• DATA SHOWN:
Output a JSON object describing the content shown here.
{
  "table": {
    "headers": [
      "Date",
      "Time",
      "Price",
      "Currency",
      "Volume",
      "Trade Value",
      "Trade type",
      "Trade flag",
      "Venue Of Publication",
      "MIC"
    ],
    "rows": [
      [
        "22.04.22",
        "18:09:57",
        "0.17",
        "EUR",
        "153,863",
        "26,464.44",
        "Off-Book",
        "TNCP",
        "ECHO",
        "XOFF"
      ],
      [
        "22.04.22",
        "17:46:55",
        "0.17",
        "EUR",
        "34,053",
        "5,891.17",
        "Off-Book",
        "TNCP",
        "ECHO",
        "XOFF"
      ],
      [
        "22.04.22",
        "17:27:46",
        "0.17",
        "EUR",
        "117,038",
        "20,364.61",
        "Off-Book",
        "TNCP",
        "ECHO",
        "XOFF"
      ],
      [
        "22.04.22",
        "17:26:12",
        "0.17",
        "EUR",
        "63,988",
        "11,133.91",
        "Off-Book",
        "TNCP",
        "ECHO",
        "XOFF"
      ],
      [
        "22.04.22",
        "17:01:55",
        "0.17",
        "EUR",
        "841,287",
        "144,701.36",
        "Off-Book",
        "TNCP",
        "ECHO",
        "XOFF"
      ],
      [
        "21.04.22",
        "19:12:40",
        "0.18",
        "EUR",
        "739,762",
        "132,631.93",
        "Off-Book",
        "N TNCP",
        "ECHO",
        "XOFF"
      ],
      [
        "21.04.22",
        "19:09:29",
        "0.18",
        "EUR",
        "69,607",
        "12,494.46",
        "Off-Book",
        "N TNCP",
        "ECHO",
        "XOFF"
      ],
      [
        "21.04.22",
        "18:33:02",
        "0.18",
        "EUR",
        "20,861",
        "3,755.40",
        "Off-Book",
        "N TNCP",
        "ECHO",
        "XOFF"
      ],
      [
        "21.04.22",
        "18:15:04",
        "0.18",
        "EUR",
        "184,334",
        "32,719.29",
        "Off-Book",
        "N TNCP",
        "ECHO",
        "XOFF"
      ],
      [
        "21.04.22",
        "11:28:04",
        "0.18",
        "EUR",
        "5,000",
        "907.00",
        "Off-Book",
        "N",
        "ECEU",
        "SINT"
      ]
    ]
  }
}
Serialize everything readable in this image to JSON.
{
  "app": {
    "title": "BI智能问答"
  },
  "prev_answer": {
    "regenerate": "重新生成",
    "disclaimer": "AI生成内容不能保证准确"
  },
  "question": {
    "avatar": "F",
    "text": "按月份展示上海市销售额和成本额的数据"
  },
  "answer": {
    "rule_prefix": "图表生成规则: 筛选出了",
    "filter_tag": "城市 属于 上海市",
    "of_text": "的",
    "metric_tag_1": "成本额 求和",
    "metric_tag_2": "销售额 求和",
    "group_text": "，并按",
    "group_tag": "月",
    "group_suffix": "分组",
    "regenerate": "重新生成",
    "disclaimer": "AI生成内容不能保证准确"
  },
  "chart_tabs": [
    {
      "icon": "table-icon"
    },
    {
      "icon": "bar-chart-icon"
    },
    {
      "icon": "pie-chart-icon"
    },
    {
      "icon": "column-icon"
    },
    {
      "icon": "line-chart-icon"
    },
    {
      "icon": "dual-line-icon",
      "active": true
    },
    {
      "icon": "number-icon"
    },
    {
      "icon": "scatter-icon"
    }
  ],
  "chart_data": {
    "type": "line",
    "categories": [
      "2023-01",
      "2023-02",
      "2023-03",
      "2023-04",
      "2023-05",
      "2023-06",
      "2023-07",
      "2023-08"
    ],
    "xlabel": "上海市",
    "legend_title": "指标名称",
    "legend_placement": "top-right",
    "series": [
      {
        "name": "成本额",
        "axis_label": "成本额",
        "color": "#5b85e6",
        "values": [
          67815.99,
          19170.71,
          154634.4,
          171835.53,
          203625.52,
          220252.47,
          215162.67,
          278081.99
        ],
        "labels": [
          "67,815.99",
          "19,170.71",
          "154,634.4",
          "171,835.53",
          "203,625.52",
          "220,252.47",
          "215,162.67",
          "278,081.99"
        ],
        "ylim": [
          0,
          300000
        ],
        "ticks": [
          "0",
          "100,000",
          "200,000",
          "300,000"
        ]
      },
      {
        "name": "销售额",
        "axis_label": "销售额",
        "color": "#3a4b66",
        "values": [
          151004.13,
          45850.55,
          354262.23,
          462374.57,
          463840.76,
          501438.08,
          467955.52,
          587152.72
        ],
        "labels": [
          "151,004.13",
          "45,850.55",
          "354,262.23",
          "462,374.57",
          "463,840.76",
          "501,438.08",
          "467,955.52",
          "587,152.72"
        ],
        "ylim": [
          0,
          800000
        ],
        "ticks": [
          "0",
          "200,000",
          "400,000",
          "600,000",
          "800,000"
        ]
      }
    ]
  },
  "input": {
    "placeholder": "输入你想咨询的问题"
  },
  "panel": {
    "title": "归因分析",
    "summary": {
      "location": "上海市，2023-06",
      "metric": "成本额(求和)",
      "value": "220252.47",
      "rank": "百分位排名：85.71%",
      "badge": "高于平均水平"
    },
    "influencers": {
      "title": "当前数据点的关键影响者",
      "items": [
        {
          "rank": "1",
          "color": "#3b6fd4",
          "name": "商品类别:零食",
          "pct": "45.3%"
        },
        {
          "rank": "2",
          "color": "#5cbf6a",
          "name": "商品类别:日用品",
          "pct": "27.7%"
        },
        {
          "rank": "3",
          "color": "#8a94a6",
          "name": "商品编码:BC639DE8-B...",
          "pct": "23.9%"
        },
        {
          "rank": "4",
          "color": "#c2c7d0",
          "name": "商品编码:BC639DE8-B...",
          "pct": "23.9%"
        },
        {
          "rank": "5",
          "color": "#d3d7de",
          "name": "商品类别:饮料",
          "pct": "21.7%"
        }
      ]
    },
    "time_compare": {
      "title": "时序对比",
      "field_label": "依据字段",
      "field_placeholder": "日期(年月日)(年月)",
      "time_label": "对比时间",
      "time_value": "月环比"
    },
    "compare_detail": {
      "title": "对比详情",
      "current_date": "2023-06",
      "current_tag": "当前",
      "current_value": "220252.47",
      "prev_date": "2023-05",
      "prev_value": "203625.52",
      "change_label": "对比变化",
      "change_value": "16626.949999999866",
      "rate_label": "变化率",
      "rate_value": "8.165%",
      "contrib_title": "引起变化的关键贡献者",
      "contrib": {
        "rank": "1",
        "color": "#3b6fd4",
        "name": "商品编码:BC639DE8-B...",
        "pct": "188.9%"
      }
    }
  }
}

• REQUIRED TASK: Make a verbatim copy of every entry shown above.

• RESULT:
Output a JSON object describing the content shown here.
{
  "table": {
    "headers": [
      "Date",
      "Time",
      "Price",
      "Currency",
      "Volume",
      "Trade Value",
      "Trade type",
      "Trade flag",
      "Venue Of Publication",
      "MIC"
    ],
    "rows": [
      [
        "22.04.22",
        "18:09:57",
        "0.17",
        "EUR",
        "153,863",
        "26,464.44",
        "Off-Book",
        "TNCP",
        "ECHO",
        "XOFF"
      ],
      [
        "22.04.22",
        "17:46:55",
        "0.17",
        "EUR",
        "34,053",
        "5,891.17",
        "Off-Book",
        "TNCP",
        "ECHO",
        "XOFF"
      ],
      [
        "22.04.22",
        "17:27:46",
        "0.17",
        "EUR",
        "117,038",
        "20,364.61",
        "Off-Book",
        "TNCP",
        "ECHO",
        "XOFF"
      ],
      [
        "22.04.22",
        "17:26:12",
        "0.17",
        "EUR",
        "63,988",
        "11,133.91",
        "Off-Book",
        "TNCP",
        "ECHO",
        "XOFF"
      ],
      [
        "22.04.22",
        "17:01:55",
        "0.17",
        "EUR",
        "841,287",
        "144,701.36",
        "Off-Book",
        "TNCP",
        "ECHO",
        "XOFF"
      ],
      [
        "21.04.22",
        "19:12:40",
        "0.18",
        "EUR",
        "739,762",
        "132,631.93",
        "Off-Book",
        "N TNCP",
        "ECHO",
        "XOFF"
      ],
      [
        "21.04.22",
        "19:09:29",
        "0.18",
        "EUR",
        "69,607",
        "12,494.46",
        "Off-Book",
        "N TNCP",
        "ECHO",
        "XOFF"
      ],
      [
        "21.04.22",
        "18:33:02",
        "0.18",
        "EUR",
        "20,861",
        "3,755.40",
        "Off-Book",
        "N TNCP",
        "ECHO",
        "XOFF"
      ],
      [
        "21.04.22",
        "18:15:04",
        "0.18",
        "EUR",
        "184,334",
        "32,719.29",
        "Off-Book",
        "N TNCP",
        "ECHO",
        "XOFF"
      ],
      [
        "21.04.22",
        "11:28:04",
        "0.18",
        "EUR",
        "5,000",
        "907.00",
        "Off-Book",
        "N",
        "ECEU",
        "SINT"
      ]
    ]
  }
}
Serialize everything readable in this image to JSON.
{
  "app": {
    "title": "BI智能问答"
  },
  "prev_answer": {
    "regenerate": "重新生成",
    "disclaimer": "AI生成内容不能保证准确"
  },
  "question": {
    "avatar": "F",
    "text": "按月份展示上海市销售额和成本额的数据"
  },
  "answer": {
    "rule_prefix": "图表生成规则: 筛选出了",
    "filter_tag": "城市 属于 上海市",
    "of_text": "的",
    "metric_tag_1": "成本额 求和",
    "metric_tag_2": "销售额 求和",
    "group_text": "，并按",
    "group_tag": "月",
    "group_suffix": "分组",
    "regenerate": "重新生成",
    "disclaimer": "AI生成内容不能保证准确"
  },
  "chart_tabs": [
    {
      "icon": "table-icon"
    },
    {
      "icon": "bar-chart-icon"
    },
    {
      "icon": "pie-chart-icon"
    },
    {
      "icon": "column-icon"
    },
    {
      "icon": "line-chart-icon"
    },
    {
      "icon": "dual-line-icon",
      "active": true
    },
    {
      "icon": "number-icon"
    },
    {
      "icon": "scatter-icon"
    }
  ],
  "chart_data": {
    "type": "line",
    "categories": [
      "2023-01",
      "2023-02",
      "2023-03",
      "2023-04",
      "2023-05",
      "2023-06",
      "2023-07",
      "2023-08"
    ],
    "xlabel": "上海市",
    "legend_title": "指标名称",
    "legend_placement": "top-right",
    "series": [
      {
        "name": "成本额",
        "axis_label": "成本额",
        "color": "#5b85e6",
        "values": [
          67815.99,
          19170.71,
          154634.4,
          171835.53,
          203625.52,
          220252.47,
          215162.67,
          278081.99
        ],
        "labels": [
          "67,815.99",
          "19,170.71",
          "154,634.4",
          "171,835.53",
          "203,625.52",
          "220,252.47",
          "215,162.67",
          "278,081.99"
        ],
        "ylim": [
          0,
          300000
        ],
        "ticks": [
          "0",
          "100,000",
          "200,000",
          "300,000"
        ]
      },
      {
        "name": "销售额",
        "axis_label": "销售额",
        "color": "#3a4b66",
        "values": [
          151004.13,
          45850.55,
          354262.23,
          462374.57,
          463840.76,
          501438.08,
          467955.52,
          587152.72
        ],
        "labels": [
          "151,004.13",
          "45,850.55",
          "354,262.23",
          "462,374.57",
          "463,840.76",
          "501,438.08",
          "467,955.52",
          "587,152.72"
        ],
        "ylim": [
          0,
          800000
        ],
        "ticks": [
          "0",
          "200,000",
          "400,000",
          "600,000",
          "800,000"
        ]
      }
    ]
  },
  "input": {
    "placeholder": "输入你想咨询的问题"
  },
  "panel": {
    "title": "归因分析",
    "summary": {
      "location": "上海市，2023-06",
      "metric": "成本额(求和)",
      "value": "220252.47",
      "rank": "百分位排名：85.71%",
      "badge": "高于平均水平"
    },
    "influencers": {
      "title": "当前数据点的关键影响者",
      "items": [
        {
          "rank": "1",
          "color": "#3b6fd4",
          "name": "商品类别:零食",
          "pct": "45.3%"
        },
        {
          "rank": "2",
          "color": "#5cbf6a",
          "name": "商品类别:日用品",
          "pct": "27.7%"
        },
        {
          "rank": "3",
          "color": "#8a94a6",
          "name": "商品编码:BC639DE8-B...",
          "pct": "23.9%"
        },
        {
          "rank": "4",
          "color": "#c2c7d0",
          "name": "商品编码:BC639DE8-B...",
          "pct": "23.9%"
        },
        {
          "rank": "5",
          "color": "#d3d7de",
          "name": "商品类别:饮料",
          "pct": "21.7%"
        }
      ]
    },
    "time_compare": {
      "title": "时序对比",
      "field_label": "依据字段",
      "field_placeholder": "日期(年月日)(年月)",
      "time_label": "对比时间",
      "time_value": "月环比"
    },
    "compare_detail": {
      "title": "对比详情",
      "current_date": "2023-06",
      "current_tag": "当前",
      "current_value": "220252.47",
      "prev_date": "2023-05",
      "prev_value": "203625.52",
      "change_label": "对比变化",
      "change_value": "16626.949999999866",
      "rate_label": "变化率",
      "rate_value": "8.165%",
      "contrib_title": "引起变化的关键贡献者",
      "contrib": {
        "rank": "1",
        "color": "#3b6fd4",
        "name": "商品编码:BC639DE8-B...",
        "pct": "188.9%"
      }
    }
  }
}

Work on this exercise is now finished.